| REQUEST |
Show each line that has the string "pessoas" in it.

| SUPPLIED ENTRIES |

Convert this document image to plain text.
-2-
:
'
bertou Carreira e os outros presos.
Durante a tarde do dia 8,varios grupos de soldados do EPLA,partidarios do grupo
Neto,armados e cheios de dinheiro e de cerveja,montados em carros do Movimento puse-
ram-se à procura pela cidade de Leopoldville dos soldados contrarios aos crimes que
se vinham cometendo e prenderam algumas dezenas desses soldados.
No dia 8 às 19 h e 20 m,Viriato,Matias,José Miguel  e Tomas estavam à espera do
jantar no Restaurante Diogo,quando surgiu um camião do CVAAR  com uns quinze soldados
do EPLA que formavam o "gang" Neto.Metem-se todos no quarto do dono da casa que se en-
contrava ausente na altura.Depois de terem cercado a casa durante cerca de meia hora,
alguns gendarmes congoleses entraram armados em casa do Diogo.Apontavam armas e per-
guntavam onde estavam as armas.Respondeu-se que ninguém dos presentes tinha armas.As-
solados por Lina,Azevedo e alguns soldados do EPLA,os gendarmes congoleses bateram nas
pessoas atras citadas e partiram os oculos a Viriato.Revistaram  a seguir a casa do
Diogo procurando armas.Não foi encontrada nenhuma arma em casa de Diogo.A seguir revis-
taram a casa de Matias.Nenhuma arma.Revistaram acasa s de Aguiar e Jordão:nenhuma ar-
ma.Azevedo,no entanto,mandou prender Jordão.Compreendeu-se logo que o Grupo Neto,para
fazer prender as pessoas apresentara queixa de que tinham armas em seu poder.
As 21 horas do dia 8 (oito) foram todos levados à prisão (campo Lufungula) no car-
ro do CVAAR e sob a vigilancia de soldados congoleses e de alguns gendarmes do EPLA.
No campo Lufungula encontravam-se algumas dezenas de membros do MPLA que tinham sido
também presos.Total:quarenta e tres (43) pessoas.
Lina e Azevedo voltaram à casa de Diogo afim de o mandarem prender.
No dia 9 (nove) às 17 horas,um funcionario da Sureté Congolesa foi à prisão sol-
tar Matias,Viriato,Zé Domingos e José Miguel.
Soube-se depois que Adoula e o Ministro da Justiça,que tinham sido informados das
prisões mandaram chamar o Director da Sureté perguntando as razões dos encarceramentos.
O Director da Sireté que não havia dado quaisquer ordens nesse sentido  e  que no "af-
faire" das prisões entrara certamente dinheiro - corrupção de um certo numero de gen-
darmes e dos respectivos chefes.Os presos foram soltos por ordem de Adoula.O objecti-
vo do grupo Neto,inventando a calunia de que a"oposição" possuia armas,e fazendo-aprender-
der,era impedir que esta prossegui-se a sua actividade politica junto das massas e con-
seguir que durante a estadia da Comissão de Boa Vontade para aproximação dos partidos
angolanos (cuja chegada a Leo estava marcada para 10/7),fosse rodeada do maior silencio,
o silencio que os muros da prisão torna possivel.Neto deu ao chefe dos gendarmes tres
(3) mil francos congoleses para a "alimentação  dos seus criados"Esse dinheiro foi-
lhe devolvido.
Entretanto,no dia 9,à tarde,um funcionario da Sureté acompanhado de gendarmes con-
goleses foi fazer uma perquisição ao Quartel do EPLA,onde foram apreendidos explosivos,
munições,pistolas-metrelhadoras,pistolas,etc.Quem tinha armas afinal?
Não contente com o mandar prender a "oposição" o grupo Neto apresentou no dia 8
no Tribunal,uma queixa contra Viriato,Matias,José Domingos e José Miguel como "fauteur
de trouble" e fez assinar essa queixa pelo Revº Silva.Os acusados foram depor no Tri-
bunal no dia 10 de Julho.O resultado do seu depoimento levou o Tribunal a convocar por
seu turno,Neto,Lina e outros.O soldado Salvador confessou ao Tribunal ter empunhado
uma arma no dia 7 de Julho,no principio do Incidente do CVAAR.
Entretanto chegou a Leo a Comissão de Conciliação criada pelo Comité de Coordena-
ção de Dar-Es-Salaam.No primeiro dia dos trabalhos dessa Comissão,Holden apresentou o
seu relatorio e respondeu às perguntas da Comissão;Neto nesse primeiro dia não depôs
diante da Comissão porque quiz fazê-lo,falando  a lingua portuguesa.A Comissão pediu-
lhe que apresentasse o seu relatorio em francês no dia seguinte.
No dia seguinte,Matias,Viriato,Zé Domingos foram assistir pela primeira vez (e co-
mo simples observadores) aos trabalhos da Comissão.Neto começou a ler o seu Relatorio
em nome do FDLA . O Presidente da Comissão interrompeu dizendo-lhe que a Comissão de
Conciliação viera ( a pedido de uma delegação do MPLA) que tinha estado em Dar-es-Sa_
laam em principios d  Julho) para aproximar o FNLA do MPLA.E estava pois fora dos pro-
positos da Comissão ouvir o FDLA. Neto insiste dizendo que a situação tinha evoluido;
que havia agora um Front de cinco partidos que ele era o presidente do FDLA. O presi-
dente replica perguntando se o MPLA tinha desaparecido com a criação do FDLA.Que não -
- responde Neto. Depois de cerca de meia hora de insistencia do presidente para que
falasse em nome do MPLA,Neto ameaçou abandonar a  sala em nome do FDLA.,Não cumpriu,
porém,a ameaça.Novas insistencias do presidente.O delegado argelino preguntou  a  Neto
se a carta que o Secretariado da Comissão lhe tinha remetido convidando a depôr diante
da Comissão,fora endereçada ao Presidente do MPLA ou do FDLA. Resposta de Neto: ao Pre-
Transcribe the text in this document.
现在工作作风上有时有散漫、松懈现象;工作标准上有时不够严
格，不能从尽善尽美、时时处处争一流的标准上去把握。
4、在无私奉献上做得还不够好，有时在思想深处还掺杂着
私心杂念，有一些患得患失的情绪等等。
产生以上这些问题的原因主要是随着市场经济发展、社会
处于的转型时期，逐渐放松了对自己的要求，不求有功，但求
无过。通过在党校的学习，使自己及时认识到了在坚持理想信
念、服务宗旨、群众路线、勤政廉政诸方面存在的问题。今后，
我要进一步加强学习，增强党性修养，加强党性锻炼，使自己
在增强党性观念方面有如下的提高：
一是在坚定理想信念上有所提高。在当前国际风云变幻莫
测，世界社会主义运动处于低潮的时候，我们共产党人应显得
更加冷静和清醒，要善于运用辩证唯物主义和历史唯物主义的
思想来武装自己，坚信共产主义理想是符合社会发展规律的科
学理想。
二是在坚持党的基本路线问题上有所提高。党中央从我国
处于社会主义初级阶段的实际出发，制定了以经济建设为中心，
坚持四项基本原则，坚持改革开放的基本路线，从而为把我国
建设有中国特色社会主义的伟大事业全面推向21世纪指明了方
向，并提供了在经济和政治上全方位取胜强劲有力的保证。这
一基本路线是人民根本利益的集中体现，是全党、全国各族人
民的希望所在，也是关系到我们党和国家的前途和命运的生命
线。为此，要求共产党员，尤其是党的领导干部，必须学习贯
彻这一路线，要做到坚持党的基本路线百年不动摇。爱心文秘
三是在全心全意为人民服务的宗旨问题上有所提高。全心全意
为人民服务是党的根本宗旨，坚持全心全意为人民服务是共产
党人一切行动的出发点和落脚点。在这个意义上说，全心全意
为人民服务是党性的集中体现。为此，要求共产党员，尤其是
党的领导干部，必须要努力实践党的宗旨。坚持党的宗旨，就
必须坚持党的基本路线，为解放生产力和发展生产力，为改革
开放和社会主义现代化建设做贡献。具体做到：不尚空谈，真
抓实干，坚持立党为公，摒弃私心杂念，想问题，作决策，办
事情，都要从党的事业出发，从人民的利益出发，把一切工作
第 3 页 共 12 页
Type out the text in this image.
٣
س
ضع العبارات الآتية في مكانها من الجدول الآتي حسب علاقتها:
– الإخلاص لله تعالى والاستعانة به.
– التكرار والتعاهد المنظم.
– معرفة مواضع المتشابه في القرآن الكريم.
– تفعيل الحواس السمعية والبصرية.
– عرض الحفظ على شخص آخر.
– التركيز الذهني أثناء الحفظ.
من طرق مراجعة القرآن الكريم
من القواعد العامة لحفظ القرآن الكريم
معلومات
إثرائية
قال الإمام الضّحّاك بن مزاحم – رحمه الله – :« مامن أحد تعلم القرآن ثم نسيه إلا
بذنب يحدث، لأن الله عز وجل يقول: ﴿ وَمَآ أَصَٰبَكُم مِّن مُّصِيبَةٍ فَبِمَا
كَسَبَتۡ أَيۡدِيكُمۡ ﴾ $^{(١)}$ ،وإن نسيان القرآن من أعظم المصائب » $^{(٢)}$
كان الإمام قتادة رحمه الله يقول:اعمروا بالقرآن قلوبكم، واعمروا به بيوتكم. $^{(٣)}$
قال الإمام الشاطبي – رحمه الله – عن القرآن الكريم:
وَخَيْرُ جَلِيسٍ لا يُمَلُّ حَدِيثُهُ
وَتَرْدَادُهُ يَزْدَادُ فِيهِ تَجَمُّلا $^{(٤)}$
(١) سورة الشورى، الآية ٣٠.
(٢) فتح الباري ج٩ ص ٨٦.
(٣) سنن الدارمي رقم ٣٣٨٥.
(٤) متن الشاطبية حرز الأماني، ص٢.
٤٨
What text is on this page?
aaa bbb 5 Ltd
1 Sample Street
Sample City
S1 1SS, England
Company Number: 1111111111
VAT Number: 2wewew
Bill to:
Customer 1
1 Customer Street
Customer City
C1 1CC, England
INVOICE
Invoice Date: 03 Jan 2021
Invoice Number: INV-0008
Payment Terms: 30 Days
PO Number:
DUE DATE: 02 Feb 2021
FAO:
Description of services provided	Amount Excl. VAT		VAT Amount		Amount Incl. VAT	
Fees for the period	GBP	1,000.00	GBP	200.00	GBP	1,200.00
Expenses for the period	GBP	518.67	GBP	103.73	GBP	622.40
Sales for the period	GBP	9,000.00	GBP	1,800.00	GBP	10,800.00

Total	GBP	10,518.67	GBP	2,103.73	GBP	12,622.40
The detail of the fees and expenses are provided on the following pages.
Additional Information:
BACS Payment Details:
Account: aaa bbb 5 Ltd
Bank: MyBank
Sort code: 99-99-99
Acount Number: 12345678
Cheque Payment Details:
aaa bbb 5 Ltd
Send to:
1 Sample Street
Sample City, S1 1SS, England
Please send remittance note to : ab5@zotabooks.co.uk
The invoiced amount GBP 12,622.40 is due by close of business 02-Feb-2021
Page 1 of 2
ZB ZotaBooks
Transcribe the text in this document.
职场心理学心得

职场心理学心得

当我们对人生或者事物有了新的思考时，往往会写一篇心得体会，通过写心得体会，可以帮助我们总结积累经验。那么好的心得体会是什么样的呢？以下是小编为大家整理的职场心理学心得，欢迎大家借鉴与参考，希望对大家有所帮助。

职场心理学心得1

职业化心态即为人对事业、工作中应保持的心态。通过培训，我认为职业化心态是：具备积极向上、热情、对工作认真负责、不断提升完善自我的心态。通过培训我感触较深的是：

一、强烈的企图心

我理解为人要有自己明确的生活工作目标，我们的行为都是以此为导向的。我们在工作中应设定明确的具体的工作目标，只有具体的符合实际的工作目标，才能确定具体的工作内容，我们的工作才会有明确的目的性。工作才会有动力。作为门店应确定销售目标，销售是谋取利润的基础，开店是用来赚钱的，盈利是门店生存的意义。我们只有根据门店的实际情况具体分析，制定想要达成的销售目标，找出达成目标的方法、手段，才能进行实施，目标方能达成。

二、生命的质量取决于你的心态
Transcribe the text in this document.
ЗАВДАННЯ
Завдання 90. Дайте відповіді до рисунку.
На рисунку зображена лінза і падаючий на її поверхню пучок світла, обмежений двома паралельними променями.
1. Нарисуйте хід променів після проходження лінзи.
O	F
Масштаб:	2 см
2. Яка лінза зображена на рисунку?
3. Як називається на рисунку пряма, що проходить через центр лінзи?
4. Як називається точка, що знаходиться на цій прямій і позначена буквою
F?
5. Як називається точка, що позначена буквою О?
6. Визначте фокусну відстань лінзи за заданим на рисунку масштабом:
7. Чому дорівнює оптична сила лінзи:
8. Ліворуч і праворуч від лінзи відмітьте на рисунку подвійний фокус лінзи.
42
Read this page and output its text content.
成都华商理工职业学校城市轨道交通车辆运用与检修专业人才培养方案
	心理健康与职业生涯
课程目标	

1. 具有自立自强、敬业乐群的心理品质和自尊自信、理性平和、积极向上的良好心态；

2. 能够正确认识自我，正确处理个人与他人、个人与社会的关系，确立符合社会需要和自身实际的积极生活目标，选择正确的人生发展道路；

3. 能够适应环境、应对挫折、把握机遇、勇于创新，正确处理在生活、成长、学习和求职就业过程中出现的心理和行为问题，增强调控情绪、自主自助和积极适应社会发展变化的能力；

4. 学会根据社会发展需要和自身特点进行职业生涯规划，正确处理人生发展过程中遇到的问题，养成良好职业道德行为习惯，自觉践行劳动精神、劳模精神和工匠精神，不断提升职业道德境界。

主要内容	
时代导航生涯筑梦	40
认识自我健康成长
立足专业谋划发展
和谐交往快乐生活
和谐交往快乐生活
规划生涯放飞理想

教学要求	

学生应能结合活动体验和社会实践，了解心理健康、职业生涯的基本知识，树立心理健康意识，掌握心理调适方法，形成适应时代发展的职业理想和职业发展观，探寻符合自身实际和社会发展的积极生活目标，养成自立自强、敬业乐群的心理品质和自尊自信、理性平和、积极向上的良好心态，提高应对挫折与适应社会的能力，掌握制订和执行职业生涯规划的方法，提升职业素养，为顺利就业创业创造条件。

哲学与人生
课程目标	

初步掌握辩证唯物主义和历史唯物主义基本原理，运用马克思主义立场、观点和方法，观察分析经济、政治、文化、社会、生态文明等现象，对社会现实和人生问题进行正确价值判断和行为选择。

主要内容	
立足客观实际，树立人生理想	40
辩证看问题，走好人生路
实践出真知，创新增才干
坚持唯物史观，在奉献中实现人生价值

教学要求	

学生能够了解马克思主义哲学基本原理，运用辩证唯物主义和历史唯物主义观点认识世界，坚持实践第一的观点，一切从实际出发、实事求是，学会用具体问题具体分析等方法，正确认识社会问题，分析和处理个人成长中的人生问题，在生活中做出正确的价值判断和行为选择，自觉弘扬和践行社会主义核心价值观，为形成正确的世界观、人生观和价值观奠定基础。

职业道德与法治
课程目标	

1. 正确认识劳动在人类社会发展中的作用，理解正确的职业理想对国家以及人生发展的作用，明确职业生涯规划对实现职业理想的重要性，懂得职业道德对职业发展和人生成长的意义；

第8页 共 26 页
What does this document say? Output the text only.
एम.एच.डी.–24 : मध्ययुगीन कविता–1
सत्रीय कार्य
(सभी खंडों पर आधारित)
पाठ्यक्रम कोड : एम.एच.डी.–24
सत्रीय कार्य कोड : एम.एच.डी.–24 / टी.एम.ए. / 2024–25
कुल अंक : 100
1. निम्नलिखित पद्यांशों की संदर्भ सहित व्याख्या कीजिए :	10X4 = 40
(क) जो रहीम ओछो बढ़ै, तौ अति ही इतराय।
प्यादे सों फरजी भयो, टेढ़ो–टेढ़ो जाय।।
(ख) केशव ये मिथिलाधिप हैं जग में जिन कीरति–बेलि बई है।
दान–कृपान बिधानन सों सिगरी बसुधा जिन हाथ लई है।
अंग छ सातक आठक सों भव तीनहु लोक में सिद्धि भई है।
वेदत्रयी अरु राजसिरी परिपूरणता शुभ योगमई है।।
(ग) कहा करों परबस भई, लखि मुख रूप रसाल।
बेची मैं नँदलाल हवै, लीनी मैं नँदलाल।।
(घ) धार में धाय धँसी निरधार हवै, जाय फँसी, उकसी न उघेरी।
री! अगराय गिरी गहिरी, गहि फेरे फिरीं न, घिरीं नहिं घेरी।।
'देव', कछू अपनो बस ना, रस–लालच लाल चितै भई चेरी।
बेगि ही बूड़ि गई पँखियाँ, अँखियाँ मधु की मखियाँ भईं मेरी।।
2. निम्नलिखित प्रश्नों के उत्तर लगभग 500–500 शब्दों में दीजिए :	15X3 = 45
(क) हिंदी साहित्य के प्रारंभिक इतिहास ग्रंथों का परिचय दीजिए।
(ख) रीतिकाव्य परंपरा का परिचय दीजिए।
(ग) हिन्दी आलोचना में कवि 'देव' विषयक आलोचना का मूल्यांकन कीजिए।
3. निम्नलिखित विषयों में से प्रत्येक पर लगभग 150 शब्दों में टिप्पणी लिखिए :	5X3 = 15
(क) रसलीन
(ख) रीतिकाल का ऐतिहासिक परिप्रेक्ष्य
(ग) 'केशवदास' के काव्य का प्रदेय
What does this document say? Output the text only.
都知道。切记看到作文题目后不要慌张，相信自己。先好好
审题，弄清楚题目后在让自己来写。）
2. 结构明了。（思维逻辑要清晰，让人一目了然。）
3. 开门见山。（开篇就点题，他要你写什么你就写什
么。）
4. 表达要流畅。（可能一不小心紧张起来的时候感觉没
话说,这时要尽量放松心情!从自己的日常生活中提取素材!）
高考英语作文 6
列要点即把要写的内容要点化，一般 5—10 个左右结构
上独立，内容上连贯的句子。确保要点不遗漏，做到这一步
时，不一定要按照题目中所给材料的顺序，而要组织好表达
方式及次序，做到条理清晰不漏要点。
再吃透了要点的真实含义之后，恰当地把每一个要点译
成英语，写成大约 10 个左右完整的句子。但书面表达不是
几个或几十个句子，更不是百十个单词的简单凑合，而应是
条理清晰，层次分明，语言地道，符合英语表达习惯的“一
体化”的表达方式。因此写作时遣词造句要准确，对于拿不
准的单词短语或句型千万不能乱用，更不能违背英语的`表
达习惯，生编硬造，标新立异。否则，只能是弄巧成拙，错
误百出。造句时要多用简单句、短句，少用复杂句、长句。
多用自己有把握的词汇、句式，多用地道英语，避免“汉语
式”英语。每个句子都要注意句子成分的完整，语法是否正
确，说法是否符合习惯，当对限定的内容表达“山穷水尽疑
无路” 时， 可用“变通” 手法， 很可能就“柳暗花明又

| THE OUTPUT |
pessoas atras citadas e partiram os oculos a Viriato.Revistaram  a seguir a casa do
fazer prender as pessoas apresentara queixa de que tinham armas em seu poder.
também presos.Total:quarenta e tres (43) pessoas.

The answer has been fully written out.